WRITTEN TASK: Quote the listing below in full and exactly as written, but omit every picture.

RECORD LIST:
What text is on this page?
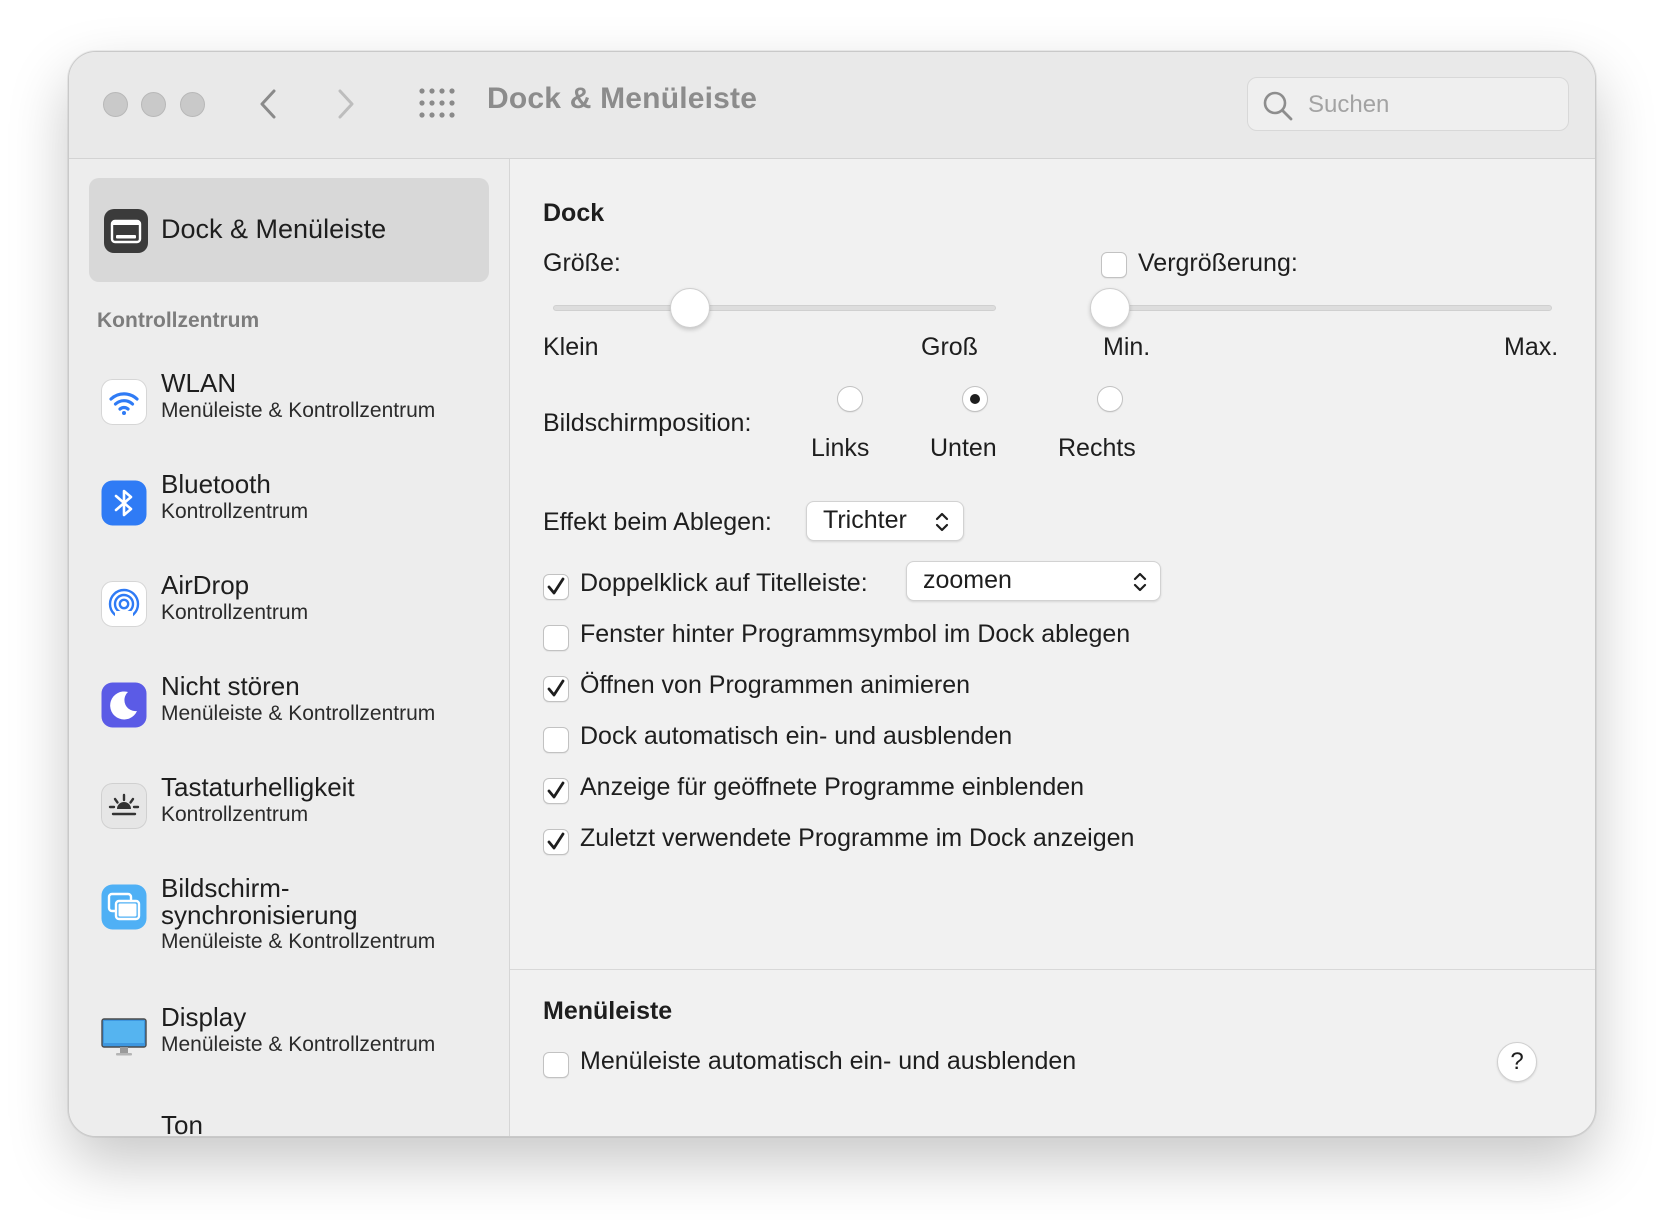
Dock & Menüleiste	Suchen
Dock & Menüleiste
Kontrollzentrum
WLAN
Menüleiste & Kontrollzentrum
Bluetooth
Kontrollzentrum
AirDrop
Kontrollzentrum
Nicht stören
Menüleiste & Kontrollzentrum
Tastaturhelligkeit
Kontrollzentrum
Bildschirm-
synchronisierung
Menüleiste & Kontrollzentrum
Display
Menüleiste & Kontrollzentrum
Ton
Dock
Größe:
Klein	Groß
Vergrößerung:
Min.	Max.
Bildschirmposition:
Links Unten Rechts
Effekt beim Ablegen: Trichter
Doppelklick auf Titelleiste: zoomen
Fenster hinter Programmsymbol im Dock ablegen
Öffnen von Programmen animieren
Dock automatisch ein- und ausblenden
Anzeige für geöffnete Programme einblenden
Zuletzt verwendete Programme im Dock anzeigen
Menüleiste
Menüleiste automatisch ein- und ausblenden	?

RESULT OF THE TASK:
What text is on this page?
Dock & Menüleiste	Suchen
Dock & Menüleiste
Kontrollzentrum
WLAN
Menüleiste & Kontrollzentrum
Bluetooth
Kontrollzentrum
AirDrop
Kontrollzentrum
Nicht stören
Menüleiste & Kontrollzentrum
Tastaturhelligkeit
Kontrollzentrum
Bildschirm-
synchronisierung
Menüleiste & Kontrollzentrum
Display
Menüleiste & Kontrollzentrum
Ton
Dock
Größe:
Klein	Groß
Vergrößerung:
Min.	Max.
Bildschirmposition:
Links Unten Rechts
Effekt beim Ablegen: Trichter
Doppelklick auf Titelleiste: zoomen
Fenster hinter Programmsymbol im Dock ablegen
Öffnen von Programmen animieren
Dock automatisch ein- und ausblenden
Anzeige für geöffnete Programme einblenden
Zuletzt verwendete Programme im Dock anzeigen
Menüleiste
Menüleiste automatisch ein- und ausblenden	?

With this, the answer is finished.